Start

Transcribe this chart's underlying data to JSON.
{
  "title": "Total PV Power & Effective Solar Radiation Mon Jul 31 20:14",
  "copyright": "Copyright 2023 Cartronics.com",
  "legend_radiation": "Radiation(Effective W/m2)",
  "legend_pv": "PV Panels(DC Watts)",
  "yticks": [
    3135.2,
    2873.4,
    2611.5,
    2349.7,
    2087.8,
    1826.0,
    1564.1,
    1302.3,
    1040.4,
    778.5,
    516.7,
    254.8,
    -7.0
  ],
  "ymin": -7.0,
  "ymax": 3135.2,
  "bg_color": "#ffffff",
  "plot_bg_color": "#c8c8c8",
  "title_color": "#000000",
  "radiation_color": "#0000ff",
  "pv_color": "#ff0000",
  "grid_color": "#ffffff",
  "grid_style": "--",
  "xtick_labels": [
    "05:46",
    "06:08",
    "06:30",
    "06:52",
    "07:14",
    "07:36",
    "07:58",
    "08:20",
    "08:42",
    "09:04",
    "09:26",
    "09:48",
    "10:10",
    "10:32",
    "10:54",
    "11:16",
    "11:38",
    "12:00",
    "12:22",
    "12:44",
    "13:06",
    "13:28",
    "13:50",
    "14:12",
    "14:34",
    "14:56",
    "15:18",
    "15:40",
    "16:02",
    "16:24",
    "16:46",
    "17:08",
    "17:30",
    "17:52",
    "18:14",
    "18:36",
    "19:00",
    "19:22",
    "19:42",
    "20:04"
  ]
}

End

Repeat the listing exactly, from its first line to its last.

Transcribe this chart's underlying data to JSON.
{
  "title": "Total PV Power & Effective Solar Radiation Mon Jul 31 20:14",
  "copyright": "Copyright 2023 Cartronics.com",
  "legend_radiation": "Radiation(Effective W/m2)",
  "legend_pv": "PV Panels(DC Watts)",
  "yticks": [
    3135.2,
    2873.4,
    2611.5,
    2349.7,
    2087.8,
    1826.0,
    1564.1,
    1302.3,
    1040.4,
    778.5,
    516.7,
    254.8,
    -7.0
  ],
  "ymin": -7.0,
  "ymax": 3135.2,
  "bg_color": "#ffffff",
  "plot_bg_color": "#c8c8c8",
  "title_color": "#000000",
  "radiation_color": "#0000ff",
  "pv_color": "#ff0000",
  "grid_color": "#ffffff",
  "grid_style": "--",
  "xtick_labels": [
    "05:46",
    "06:08",
    "06:30",
    "06:52",
    "07:14",
    "07:36",
    "07:58",
    "08:20",
    "08:42",
    "09:04",
    "09:26",
    "09:48",
    "10:10",
    "10:32",
    "10:54",
    "11:16",
    "11:38",
    "12:00",
    "12:22",
    "12:44",
    "13:06",
    "13:28",
    "13:50",
    "14:12",
    "14:34",
    "14:56",
    "15:18",
    "15:40",
    "16:02",
    "16:24",
    "16:46",
    "17:08",
    "17:30",
    "17:52",
    "18:14",
    "18:36",
    "19:00",
    "19:22",
    "19:42",
    "20:04"
  ]
}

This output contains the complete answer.